> _Set problem_: The records below are split into lines. How many of those lines contain the string "this"? Reply with the number only.

> _Data for the task_:
◇ ◇ ◇
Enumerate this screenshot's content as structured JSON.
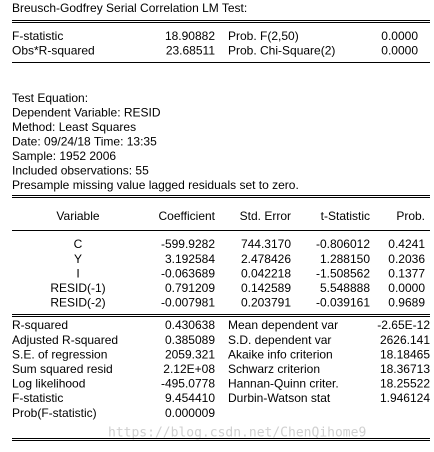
{
  "title": "Breusch-Godfrey Serial Correlation LM Test:",
  "test": {
    "rows": [
      [
        "F-statistic",
        "18.90882",
        "Prob. F(2,50)",
        "0.0000"
      ],
      [
        "Obs*R-squared",
        "23.68511",
        "Prob. Chi-Square(2)",
        "0.0000"
      ]
    ]
  },
  "equation": {
    "lines": [
      "Test Equation:",
      "Dependent Variable: RESID",
      "Method: Least Squares",
      "Date: 09/24/18   Time: 13:35",
      "Sample: 1952 2006",
      "Included observations: 55",
      "Presample missing value lagged residuals set to zero."
    ]
  },
  "coefficients": {
    "header": [
      "Variable",
      "Coefficient",
      "Std. Error",
      "t-Statistic",
      "Prob."
    ],
    "rows": [
      [
        "C",
        "-599.9282",
        "744.3170",
        "-0.806012",
        "0.4241"
      ],
      [
        "Y",
        "3.192584",
        "2.478426",
        "1.288150",
        "0.2036"
      ],
      [
        "I",
        "-0.063689",
        "0.042218",
        "-1.508562",
        "0.1377"
      ],
      [
        "RESID(-1)",
        "0.791209",
        "0.142589",
        "5.548888",
        "0.0000"
      ],
      [
        "RESID(-2)",
        "-0.007981",
        "0.203791",
        "-0.039161",
        "0.9689"
      ]
    ]
  },
  "statistics": {
    "rows": [
      [
        "R-squared",
        "0.430638",
        "Mean dependent var",
        "-2.65E-12"
      ],
      [
        "Adjusted R-squared",
        "0.385089",
        "S.D. dependent var",
        "2626.141"
      ],
      [
        "S.E. of regression",
        "2059.321",
        "Akaike info criterion",
        "18.18465"
      ],
      [
        "Sum squared resid",
        "2.12E+08",
        "Schwarz criterion",
        "18.36713"
      ],
      [
        "Log likelihood",
        "-495.0778",
        "Hannan-Quinn criter.",
        "18.25522"
      ],
      [
        "F-statistic",
        "9.454410",
        "Durbin-Watson stat",
        "1.946124"
      ],
      [
        "Prob(F-statistic)",
        "0.000009"
      ]
    ]
  },
  "watermark": "https://blog.csdn.net/ChenQihome9"
}
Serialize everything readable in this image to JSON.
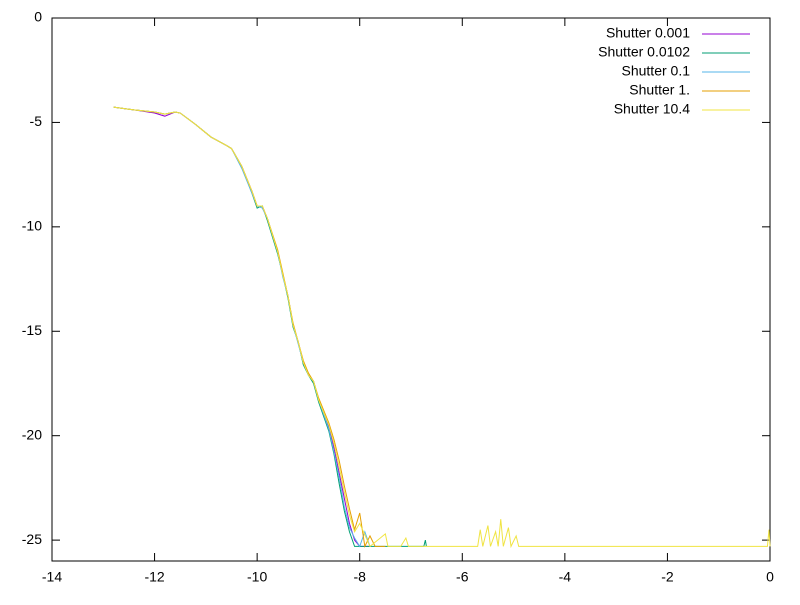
{
  "chart_data": {
    "type": "line",
    "xlim": [
      -14,
      0
    ],
    "ylim": [
      -26,
      0
    ],
    "xticks": [
      -14,
      -12,
      -10,
      -8,
      -6,
      -4,
      -2,
      0
    ],
    "yticks": [
      0,
      -5,
      -10,
      -15,
      -20,
      -25
    ],
    "legend": "top-right",
    "grid": false,
    "series": [
      {
        "name": "Shutter 0.001",
        "color": "#9400d3",
        "x": [
          -12.8,
          -12.4,
          -12.0,
          -11.8,
          -11.6,
          -11.5,
          -11.2,
          -10.9,
          -10.6,
          -10.5,
          -10.3,
          -10.1,
          -10.0,
          -9.9,
          -9.8,
          -9.6,
          -9.5,
          -9.4,
          -9.3,
          -9.2,
          -9.1,
          -9.0,
          -8.9,
          -8.8,
          -8.6,
          -8.5,
          -8.4,
          -8.3,
          -8.2,
          -8.1,
          -8.0,
          -7.8
        ],
        "values": [
          -4.27,
          -4.4,
          -4.55,
          -4.7,
          -4.5,
          -4.55,
          -5.1,
          -5.7,
          -6.1,
          -6.25,
          -7.1,
          -8.3,
          -9.0,
          -9.0,
          -9.6,
          -11.2,
          -12.3,
          -13.3,
          -14.7,
          -15.5,
          -16.5,
          -17.1,
          -17.4,
          -18.3,
          -19.6,
          -20.6,
          -21.8,
          -23.0,
          -24.2,
          -25.0,
          -25.3,
          -25.3
        ]
      },
      {
        "name": "Shutter 0.0102",
        "color": "#009e73",
        "x": [
          -12.8,
          -12.4,
          -12.0,
          -11.8,
          -11.6,
          -11.5,
          -11.2,
          -10.9,
          -10.6,
          -10.5,
          -10.3,
          -10.1,
          -10.0,
          -9.9,
          -9.8,
          -9.6,
          -9.5,
          -9.4,
          -9.3,
          -9.2,
          -9.1,
          -9.0,
          -8.9,
          -8.8,
          -8.6,
          -8.5,
          -8.4,
          -8.3,
          -8.2,
          -8.1,
          -8.0,
          -7.8,
          -7.5,
          -7.3,
          -6.75,
          -6.72,
          -6.7
        ],
        "values": [
          -4.27,
          -4.4,
          -4.5,
          -4.6,
          -4.5,
          -4.55,
          -5.1,
          -5.7,
          -6.1,
          -6.25,
          -7.1,
          -8.4,
          -9.1,
          -9.0,
          -9.7,
          -11.3,
          -12.3,
          -13.4,
          -14.8,
          -15.5,
          -16.6,
          -17.1,
          -17.5,
          -18.4,
          -19.8,
          -20.9,
          -22.3,
          -23.6,
          -24.6,
          -25.3,
          -25.3,
          -25.3,
          -25.3,
          -25.3,
          -25.3,
          -25.0,
          -25.3
        ]
      },
      {
        "name": "Shutter 0.1",
        "color": "#56b4e9",
        "x": [
          -12.8,
          -12.4,
          -12.0,
          -11.8,
          -11.6,
          -11.5,
          -11.2,
          -10.9,
          -10.6,
          -10.5,
          -10.3,
          -10.1,
          -10.0,
          -9.9,
          -9.8,
          -9.6,
          -9.5,
          -9.4,
          -9.3,
          -9.2,
          -9.1,
          -9.0,
          -8.9,
          -8.8,
          -8.6,
          -8.5,
          -8.4,
          -8.3,
          -8.2,
          -8.1,
          -8.0,
          -7.9,
          -7.8
        ],
        "values": [
          -4.27,
          -4.4,
          -4.5,
          -4.6,
          -4.5,
          -4.55,
          -5.1,
          -5.7,
          -6.1,
          -6.25,
          -7.2,
          -8.4,
          -9.0,
          -9.1,
          -9.6,
          -11.2,
          -12.4,
          -13.3,
          -14.7,
          -15.6,
          -16.5,
          -17.1,
          -17.4,
          -18.3,
          -19.7,
          -20.8,
          -22.0,
          -23.4,
          -24.4,
          -24.9,
          -25.3,
          -24.6,
          -25.3
        ]
      },
      {
        "name": "Shutter 1.",
        "color": "#e69f00",
        "x": [
          -12.8,
          -12.4,
          -12.0,
          -11.8,
          -11.6,
          -11.5,
          -11.2,
          -10.9,
          -10.6,
          -10.5,
          -10.3,
          -10.1,
          -10.0,
          -9.9,
          -9.8,
          -9.6,
          -9.5,
          -9.4,
          -9.3,
          -9.2,
          -9.1,
          -9.0,
          -8.9,
          -8.8,
          -8.6,
          -8.5,
          -8.4,
          -8.3,
          -8.2,
          -8.1,
          -8.0,
          -7.9,
          -7.8,
          -7.7,
          -7.6,
          -7.5
        ],
        "values": [
          -4.27,
          -4.4,
          -4.5,
          -4.6,
          -4.5,
          -4.55,
          -5.1,
          -5.7,
          -6.1,
          -6.25,
          -7.1,
          -8.3,
          -9.0,
          -9.0,
          -9.6,
          -11.1,
          -12.2,
          -13.3,
          -14.6,
          -15.5,
          -16.4,
          -17.0,
          -17.4,
          -18.2,
          -19.4,
          -20.2,
          -21.2,
          -22.4,
          -23.5,
          -24.5,
          -23.7,
          -25.3,
          -24.8,
          -25.3,
          -25.3,
          -25.3
        ]
      },
      {
        "name": "Shutter 10.4",
        "color": "#f0e442",
        "x": [
          -12.8,
          -12.4,
          -12.0,
          -11.8,
          -11.6,
          -11.5,
          -11.2,
          -10.9,
          -10.6,
          -10.5,
          -10.3,
          -10.1,
          -10.0,
          -9.9,
          -9.8,
          -9.6,
          -9.5,
          -9.4,
          -9.3,
          -9.2,
          -9.1,
          -9.0,
          -8.9,
          -8.8,
          -8.6,
          -8.5,
          -8.4,
          -8.3,
          -8.2,
          -8.1,
          -8.0,
          -7.8,
          -7.5,
          -7.45,
          -7.2,
          -7.1,
          -7.05,
          -5.7,
          -5.65,
          -5.6,
          -5.5,
          -5.45,
          -5.35,
          -5.3,
          -5.25,
          -5.2,
          -5.1,
          -5.05,
          -4.95,
          -4.9,
          -0.05,
          -0.02,
          0
        ],
        "values": [
          -4.27,
          -4.4,
          -4.5,
          -4.6,
          -4.5,
          -4.55,
          -5.1,
          -5.7,
          -6.1,
          -6.25,
          -7.1,
          -8.3,
          -9.0,
          -9.0,
          -9.6,
          -11.2,
          -12.3,
          -13.3,
          -14.7,
          -15.5,
          -16.5,
          -17.1,
          -17.4,
          -18.3,
          -19.5,
          -20.4,
          -21.5,
          -22.7,
          -23.8,
          -24.6,
          -24.2,
          -25.3,
          -24.7,
          -25.3,
          -25.3,
          -24.9,
          -25.3,
          -25.3,
          -24.5,
          -25.3,
          -24.3,
          -25.3,
          -24.6,
          -25.3,
          -24.0,
          -25.3,
          -24.4,
          -25.3,
          -24.8,
          -25.3,
          -25.3,
          -24.5,
          -25.3
        ]
      }
    ]
  }
}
◇ ◇ ◇
> _Completed exercise_: 2